◆ Your objective ◆
From the data below, pull out every line in which the string "name" appears, copying each line in full.

___

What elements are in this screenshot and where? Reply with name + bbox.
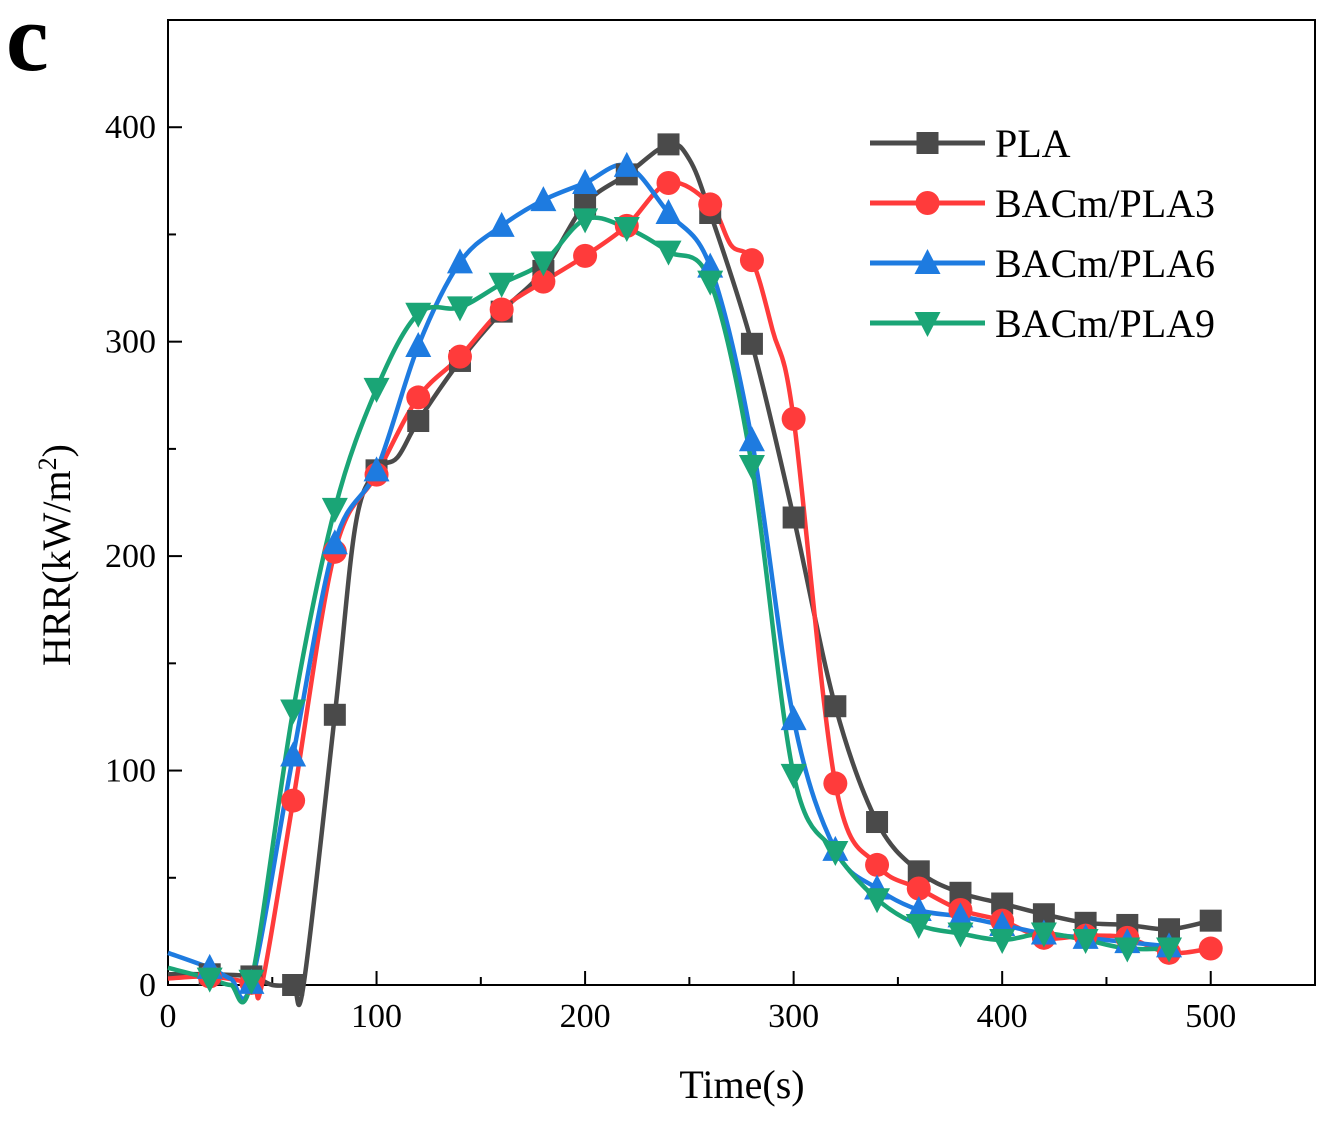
y-tick-label: 300: [105, 324, 156, 361]
data-point-4: [405, 302, 432, 328]
y-tick-label: 0: [139, 967, 156, 1004]
data-point-4: [1156, 937, 1183, 963]
legend-label: BACm/PLA3: [995, 181, 1215, 226]
data-point-2: [739, 248, 764, 273]
data-point-4: [238, 969, 265, 995]
legend-label: PLA: [995, 121, 1071, 166]
data-point-1: [657, 133, 680, 156]
y-tick-label: 100: [105, 753, 156, 790]
data-point-4: [905, 913, 932, 939]
legend-marker: [915, 191, 940, 215]
series-markers: [196, 133, 1223, 996]
data-point-2: [406, 385, 431, 410]
data-point-4: [1114, 937, 1141, 963]
data-point-1: [282, 974, 305, 996]
data-point-3: [780, 705, 807, 731]
data-point-1: [907, 860, 930, 883]
data-point-2: [573, 243, 598, 268]
x-tick-label: 300: [768, 998, 819, 1035]
y-tick-label: 400: [105, 109, 156, 146]
y-axis-label: HRR(kW/m2): [33, 444, 80, 666]
data-point-4: [572, 208, 599, 234]
data-point-4: [321, 497, 348, 523]
data-point-2: [865, 852, 890, 877]
data-point-4: [613, 217, 640, 243]
x-tick-label: 100: [351, 998, 402, 1035]
data-point-4: [1072, 928, 1099, 954]
data-point-2: [906, 876, 931, 901]
data-point-1: [866, 811, 889, 834]
data-point-1: [1158, 918, 1181, 941]
data-point-4: [280, 699, 307, 725]
data-point-4: [697, 270, 724, 296]
legend-marker: [914, 312, 941, 337]
legend-marker: [916, 132, 939, 154]
data-point-4: [655, 240, 682, 266]
data-point-4: [989, 928, 1016, 954]
data-point-1: [991, 892, 1014, 915]
data-point-3: [446, 248, 473, 274]
data-point-2: [489, 297, 514, 322]
panel-label: c: [6, 0, 49, 91]
plot-frame: [167, 19, 1316, 986]
ticks: 0 100 200 300 400 500 0 100 200 300 400: [105, 19, 1316, 1035]
legend-marker: [914, 249, 941, 274]
data-point-2: [823, 771, 848, 796]
data-point-1: [782, 506, 805, 529]
data-point-2: [781, 406, 806, 431]
data-point-1: [949, 881, 972, 904]
data-point-4: [947, 922, 974, 948]
x-tick-label: 200: [560, 998, 611, 1035]
data-point-2: [698, 192, 723, 217]
data-point-4: [530, 251, 557, 277]
data-point-3: [280, 741, 307, 767]
x-tick-label: 400: [977, 998, 1028, 1035]
data-point-4: [738, 455, 765, 481]
y-axis-label-main: HRR(kW/m: [34, 470, 79, 666]
data-point-3: [405, 331, 432, 357]
data-point-3: [488, 211, 515, 237]
data-point-2: [531, 269, 556, 294]
data-point-3: [613, 151, 640, 177]
data-point-1: [1199, 909, 1222, 932]
y-axis-label-close: ): [34, 444, 79, 457]
data-point-1: [407, 410, 430, 433]
legend: PLA BACm/PLA3 BACm/PLA6 BACm/PLA9: [870, 121, 1215, 346]
data-point-3: [321, 529, 348, 555]
data-point-2: [281, 788, 306, 813]
data-point-2: [656, 170, 681, 195]
x-tick-label: 500: [1185, 998, 1236, 1035]
data-point-4: [363, 377, 390, 403]
y-tick-label: 200: [105, 538, 156, 575]
data-point-4: [780, 763, 807, 789]
legend-label: BACm/PLA6: [995, 241, 1215, 286]
data-point-4: [864, 888, 891, 914]
data-point-4: [1030, 922, 1057, 948]
data-point-3: [738, 426, 765, 452]
data-point-3: [530, 186, 557, 212]
axes: [167, 19, 1316, 986]
data-point-3: [947, 902, 974, 928]
data-point-3: [572, 168, 599, 194]
x-axis-label: Time(s): [679, 1062, 804, 1107]
data-point-1: [740, 332, 763, 355]
data-point-4: [822, 841, 849, 867]
data-point-1: [824, 695, 847, 718]
x-tick-label: 0: [160, 998, 177, 1035]
y-axis-label-sup: 2: [33, 457, 62, 470]
data-point-1: [323, 703, 346, 726]
data-point-4: [488, 272, 515, 298]
data-point-4: [196, 967, 223, 993]
data-point-3: [655, 199, 682, 224]
data-point-2: [447, 344, 472, 369]
data-point-4: [446, 296, 473, 322]
data-point-2: [1198, 936, 1223, 961]
data-point-3: [363, 456, 390, 482]
legend-label: BACm/PLA9: [995, 301, 1215, 346]
data-point-1: [1032, 903, 1055, 926]
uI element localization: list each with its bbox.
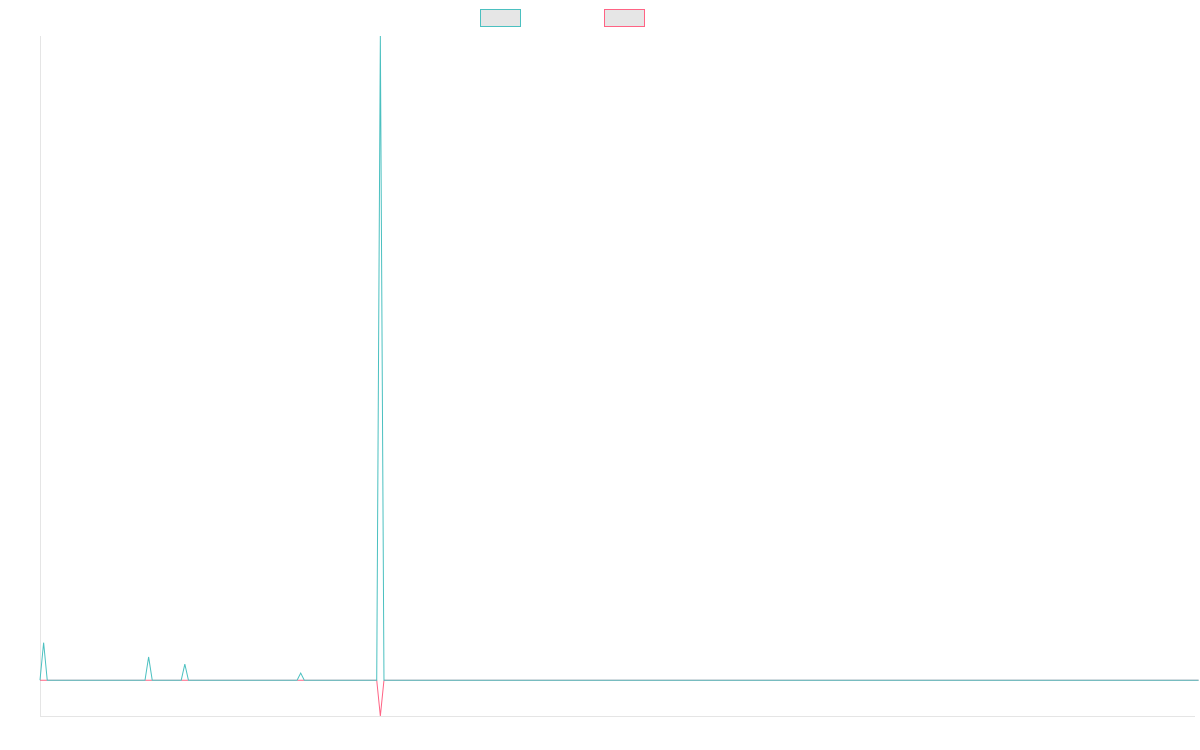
series-layer	[39, 35, 1199, 717]
series-line-1	[39, 35, 1199, 681]
series-line-2	[40, 679, 1199, 717]
legend-swatch-series-1[interactable]	[480, 9, 521, 27]
legend	[0, 0, 1200, 36]
legend-swatch-series-2[interactable]	[604, 9, 645, 27]
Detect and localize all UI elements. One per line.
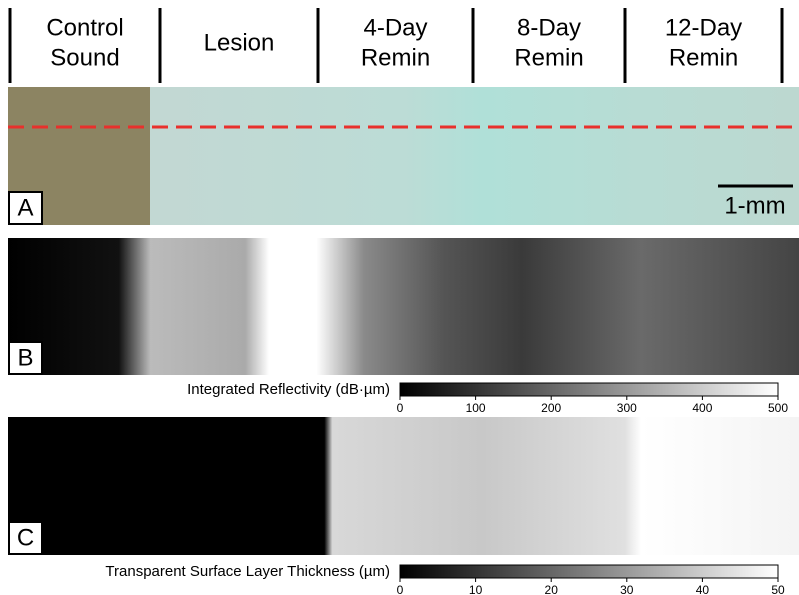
tick-label: 10 <box>469 583 483 595</box>
column-label: Remin <box>514 44 583 71</box>
tick-label: 50 <box>771 583 785 595</box>
column-label: Control <box>46 14 123 41</box>
figure: Control Sound Lesion 4-Day Remin 8-Day Remin 12… <box>0 0 799 595</box>
tick-label: 30 <box>620 583 634 595</box>
tick-label: 200 <box>541 401 561 415</box>
tick-label: 300 <box>617 401 637 415</box>
colorbar <box>400 383 778 396</box>
scale-label: 1-mm <box>724 192 785 219</box>
column-label: Remin <box>361 44 430 71</box>
column-label: Sound <box>50 44 119 71</box>
page: Control Sound Lesion 4-Day Remin 8-Day Remin 12… <box>0 0 799 595</box>
panel-label: A <box>17 194 33 221</box>
header: Control Sound Lesion 4-Day Remin 8-Day Remin 12… <box>10 8 782 83</box>
tick-label: 400 <box>692 401 712 415</box>
tick-label: 0 <box>397 401 404 415</box>
colorbar-label: Integrated Reflectivity (dB·µm) <box>187 381 390 398</box>
panel-label: C <box>17 524 34 551</box>
colorbar-label: Transparent Surface Layer Thickness (µm) <box>105 563 390 580</box>
tick-label: 20 <box>545 583 559 595</box>
tick-label: 100 <box>466 401 486 415</box>
column-label: Remin <box>669 44 738 71</box>
colorbar <box>400 565 778 578</box>
panel-label: B <box>17 344 33 371</box>
thickness-map <box>8 417 799 555</box>
column-label: Lesion <box>204 29 275 56</box>
column-label: 4-Day <box>363 14 427 41</box>
tick-label: 0 <box>397 583 404 595</box>
column-label: 12-Day <box>665 14 742 41</box>
reflectivity-map <box>8 238 799 375</box>
tick-label: 40 <box>696 583 710 595</box>
tick-label: 500 <box>768 401 788 415</box>
column-label: 8-Day <box>517 14 581 41</box>
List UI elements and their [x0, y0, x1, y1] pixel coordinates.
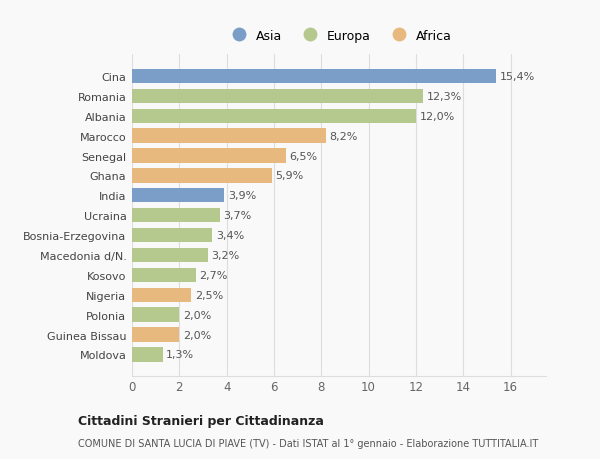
Text: 5,9%: 5,9% — [275, 171, 304, 181]
Text: 3,7%: 3,7% — [223, 211, 251, 221]
Text: 12,3%: 12,3% — [427, 92, 462, 101]
Text: 3,9%: 3,9% — [228, 191, 256, 201]
Bar — [132, 129, 326, 144]
Text: 15,4%: 15,4% — [500, 72, 535, 82]
Text: Cittadini Stranieri per Cittadinanza: Cittadini Stranieri per Cittadinanza — [78, 414, 324, 428]
Bar — [132, 90, 423, 104]
Text: 3,2%: 3,2% — [211, 251, 239, 260]
Bar — [132, 248, 208, 263]
Bar — [132, 189, 224, 203]
Text: 2,0%: 2,0% — [183, 330, 211, 340]
Bar — [132, 347, 163, 362]
Text: 3,4%: 3,4% — [216, 230, 244, 241]
Bar — [132, 229, 212, 243]
Text: 1,3%: 1,3% — [166, 350, 194, 359]
Text: 2,5%: 2,5% — [194, 290, 223, 300]
Text: COMUNE DI SANTA LUCIA DI PIAVE (TV) - Dati ISTAT al 1° gennaio - Elaborazione TU: COMUNE DI SANTA LUCIA DI PIAVE (TV) - Da… — [78, 438, 538, 448]
Text: 12,0%: 12,0% — [419, 112, 455, 122]
Text: 6,5%: 6,5% — [289, 151, 317, 161]
Text: 2,0%: 2,0% — [183, 310, 211, 320]
Bar — [132, 149, 286, 163]
Text: 2,7%: 2,7% — [199, 270, 228, 280]
Bar — [132, 308, 179, 322]
Text: 8,2%: 8,2% — [329, 131, 358, 141]
Bar — [132, 268, 196, 282]
Legend: Asia, Europa, Africa: Asia, Europa, Africa — [222, 26, 456, 46]
Bar — [132, 109, 416, 123]
Bar — [132, 70, 496, 84]
Bar — [132, 169, 272, 183]
Bar — [132, 208, 220, 223]
Bar — [132, 288, 191, 302]
Bar — [132, 328, 179, 342]
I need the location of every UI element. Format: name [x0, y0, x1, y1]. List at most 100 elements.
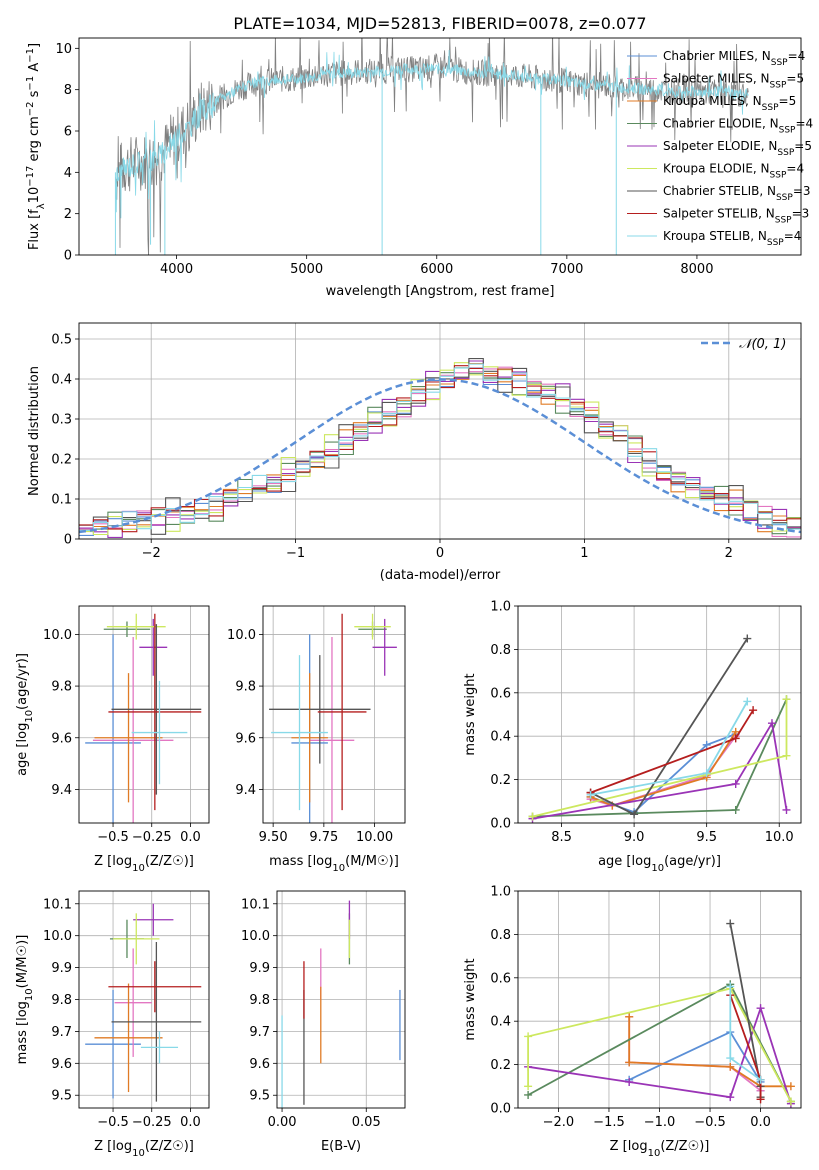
x-tick-label: 6000: [420, 262, 453, 277]
legend-label: Salpeter ELODIE, N: [663, 139, 777, 153]
label-part: −17: [25, 166, 36, 187]
y-tick-label: 0.2: [490, 773, 511, 788]
weight-marker: [726, 1062, 735, 1071]
y-axis-label: age [log10(age/yr)]: [15, 653, 35, 776]
label-part: erg cm: [27, 116, 42, 165]
label-part: log: [112, 854, 132, 869]
spectrum-model-line: [115, 49, 749, 219]
weight-marker: [524, 1032, 533, 1041]
x-axis-label: Z [log10(Z/Z☉)]: [94, 854, 194, 874]
x-tick-label: −0.25: [132, 830, 172, 845]
legend-entry: Chabrier MILES, NSSP=4: [663, 49, 805, 68]
weight-marker: [528, 812, 537, 821]
weight-marker: [782, 805, 791, 814]
errorbars: [85, 903, 202, 1102]
axes-frame: [78, 890, 210, 1109]
x-axis-label: (data-model)/error: [380, 568, 501, 583]
weight-marker: [743, 634, 752, 643]
axes-frame: [78, 322, 802, 540]
label-part: Flux [f: [27, 209, 42, 250]
legend-sub: SSP: [779, 126, 796, 136]
weight-marker: [726, 982, 735, 991]
y-tick-label: 10.0: [43, 628, 72, 643]
y-tick-label: 0: [64, 533, 72, 548]
errorbars: [281, 900, 401, 1108]
weight-marker: [630, 810, 639, 819]
label-part: Z [: [94, 854, 112, 869]
weight-marker: [524, 1090, 533, 1099]
x-tick-label: 0.00: [268, 1115, 297, 1130]
gaussian-curve: [79, 378, 801, 534]
legend-suffix: =5: [786, 72, 804, 86]
weight-marker: [726, 1054, 735, 1063]
x-tick-label: 8000: [680, 262, 713, 277]
weight-marker: [731, 734, 740, 743]
age-weight-panel: 8.5 9.0 9.5 10.0 0.0 0.2 0.4 0.6 0.8 1.0 age [log1…: [463, 600, 802, 874]
x-tick-label: −0.5: [694, 1115, 726, 1130]
weight-marker: [625, 1077, 634, 1086]
legend-label: Kroupa MILES, N: [663, 94, 762, 108]
x-tick-label: 2: [725, 546, 733, 561]
y-tick-label: 9.8: [249, 993, 270, 1008]
z-age-panel: −0.5 −0.25 0.09.49.69.810.0Z [log10(Z/Z☉)]…: [15, 605, 210, 874]
x-tick-label: −1.5: [593, 1115, 625, 1130]
weight-marker: [786, 1082, 795, 1091]
x-tick-label: 9.0: [624, 830, 645, 845]
weight-marker: [702, 769, 711, 778]
weight-marker: [726, 1093, 735, 1102]
y-axis-label: Normed distribution: [27, 366, 42, 496]
y-tick-label: 9.6: [235, 731, 256, 746]
y-tick-label: 0.4: [490, 730, 511, 745]
label-part: 10: [24, 988, 35, 1001]
y-tick-label: 9.4: [235, 783, 256, 798]
label-part: (M/M☉)]: [15, 935, 30, 989]
x-tick-label: 10.0: [765, 830, 794, 845]
weight-marker: [749, 706, 758, 715]
y-tick-label: 9.7: [249, 1025, 270, 1040]
label-part: log: [628, 1139, 648, 1154]
errorbars: [85, 613, 202, 823]
label-part: age [: [598, 854, 631, 869]
x-tick-label: 0.0: [180, 830, 201, 845]
x-tick-label: 0.0: [750, 1115, 771, 1130]
label-part: age [: [15, 743, 30, 776]
x-tick-label: 0.0: [180, 1115, 201, 1130]
weight-marker: [726, 919, 735, 928]
label-part: mass [: [269, 854, 312, 869]
y-tick-label: 10.0: [43, 929, 72, 944]
label-part: log: [112, 1139, 132, 1154]
legend-sub: SSP: [777, 148, 794, 158]
label-part: log: [15, 1001, 30, 1021]
legend-label: Salpeter MILES, N: [663, 72, 770, 86]
legend-entry: Chabrier STELIB, NSSP=3: [663, 184, 811, 203]
x-tick-label: 9.5: [696, 830, 717, 845]
x-tick-label: 0: [436, 546, 444, 561]
label-part: A: [27, 63, 42, 76]
axes-frame: [517, 890, 802, 1109]
histogram-steps: [79, 358, 801, 538]
x-axis-label: E(B-V): [321, 1139, 361, 1154]
legend-suffix: =4: [784, 229, 802, 243]
legend-entry: Kroupa STELIB, NSSP=4: [663, 229, 801, 248]
y-axis-label: Flux [fλ10−17 erg cm−2 s−1 A−1]: [25, 43, 47, 250]
label-part: 10: [648, 1148, 661, 1159]
legend-entry: Kroupa ELODIE, NSSP=4: [663, 162, 804, 181]
y-tick-label: 0.2: [51, 453, 72, 468]
label-part: ]: [27, 43, 42, 48]
legend-entry: Salpeter ELODIE, NSSP=5: [663, 139, 812, 158]
y-tick-label: 4: [64, 166, 72, 181]
y-tick-label: 0.4: [51, 373, 72, 388]
weight-marker: [782, 695, 791, 704]
legend-label: Chabrier ELODIE, N: [663, 117, 779, 131]
x-tick-label: −0.25: [132, 1115, 172, 1130]
x-tick-label: −2.0: [543, 1115, 575, 1130]
y-axis-label: mass [log10(M/M☉)]: [15, 935, 35, 1065]
axes-frame: [517, 605, 802, 824]
weight-line: [590, 731, 737, 807]
legend-sub: SSP: [771, 58, 788, 68]
label-part: 10: [651, 863, 664, 874]
weight-marker: [743, 697, 752, 706]
label-part: −2: [25, 101, 36, 116]
x-tick-label: −0.5: [97, 830, 129, 845]
legend-suffix: =4: [786, 162, 804, 176]
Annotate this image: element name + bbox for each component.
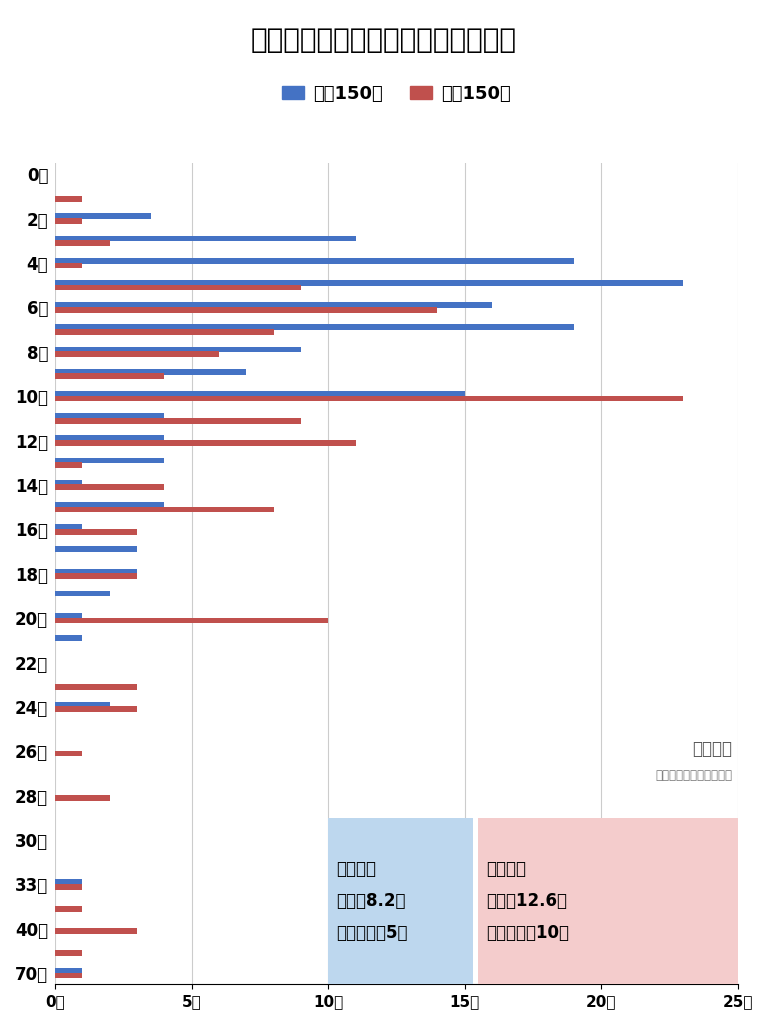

___

◆ Solution for this exercise ◆
What elements are in this screenshot and where? Reply with name + bbox.
I need the location of every UI element. Format: name [x0, y0, x1, y1]. List at most 100 elements.
Annotate this image: element name + bbox for each component.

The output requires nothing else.